TO DO:
Copy the records below exactly, omitting any pictures they contain.

^^^^^^^^

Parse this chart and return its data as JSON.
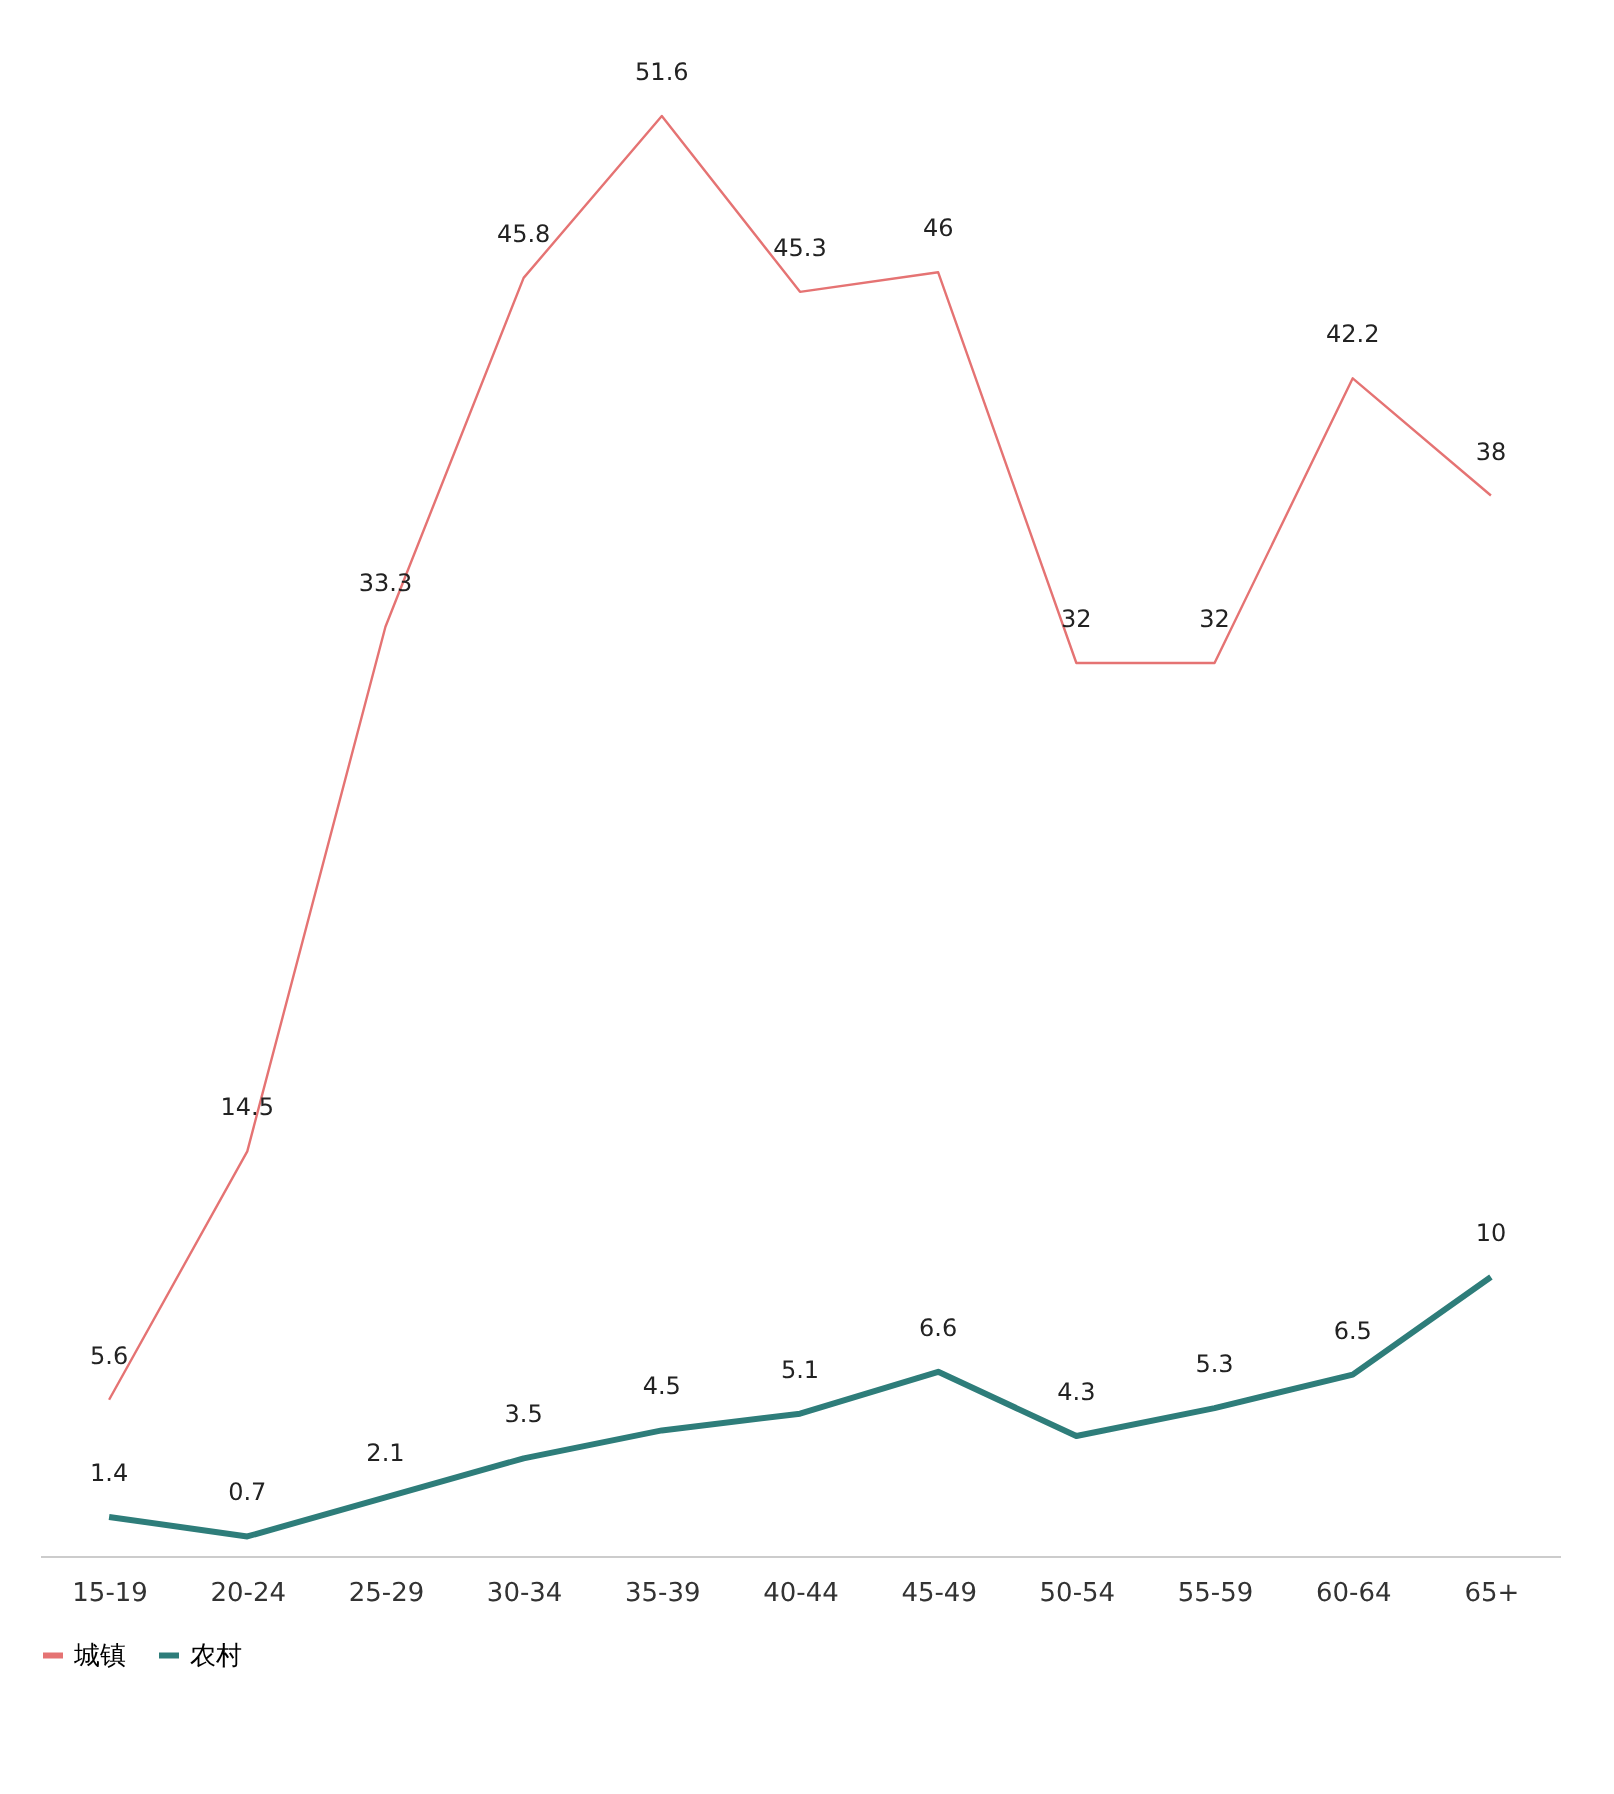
{
  "chart_data": {
    "type": "line",
    "categories": [
      "15-19",
      "20-24",
      "25-29",
      "30-34",
      "35-39",
      "40-44",
      "45-49",
      "50-54",
      "55-59",
      "60-64",
      "65+"
    ],
    "series": [
      {
        "name": "城镇",
        "color": "#e57373",
        "values": [
          5.6,
          14.5,
          33.3,
          45.8,
          51.6,
          45.3,
          46,
          32,
          32,
          42.2,
          38
        ]
      },
      {
        "name": "农村",
        "color": "#2e7d7a",
        "values": [
          1.4,
          0.7,
          2.1,
          3.5,
          4.5,
          5.1,
          6.6,
          4.3,
          5.3,
          6.5,
          10.0
        ]
      }
    ],
    "data_labels": true,
    "legend": "bottom",
    "grid": false,
    "marker": "none",
    "line_style": "solid",
    "tick_labels": "x"
  }
}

^^^^^^^^

RESULT OF THE TASK:
Parse this chart and return its data as JSON.
{
  "chart_data": {
    "type": "line",
    "categories": [
      "15-19",
      "20-24",
      "25-29",
      "30-34",
      "35-39",
      "40-44",
      "45-49",
      "50-54",
      "55-59",
      "60-64",
      "65+"
    ],
    "series": [
      {
        "name": "城镇",
        "color": "#e57373",
        "values": [
          5.6,
          14.5,
          33.3,
          45.8,
          51.6,
          45.3,
          46,
          32,
          32,
          42.2,
          38
        ]
      },
      {
        "name": "农村",
        "color": "#2e7d7a",
        "values": [
          1.4,
          0.7,
          2.1,
          3.5,
          4.5,
          5.1,
          6.6,
          4.3,
          5.3,
          6.5,
          10.0
        ]
      }
    ],
    "data_labels": true,
    "legend": "bottom",
    "grid": false,
    "marker": "none",
    "line_style": "solid",
    "tick_labels": "x"
  }
}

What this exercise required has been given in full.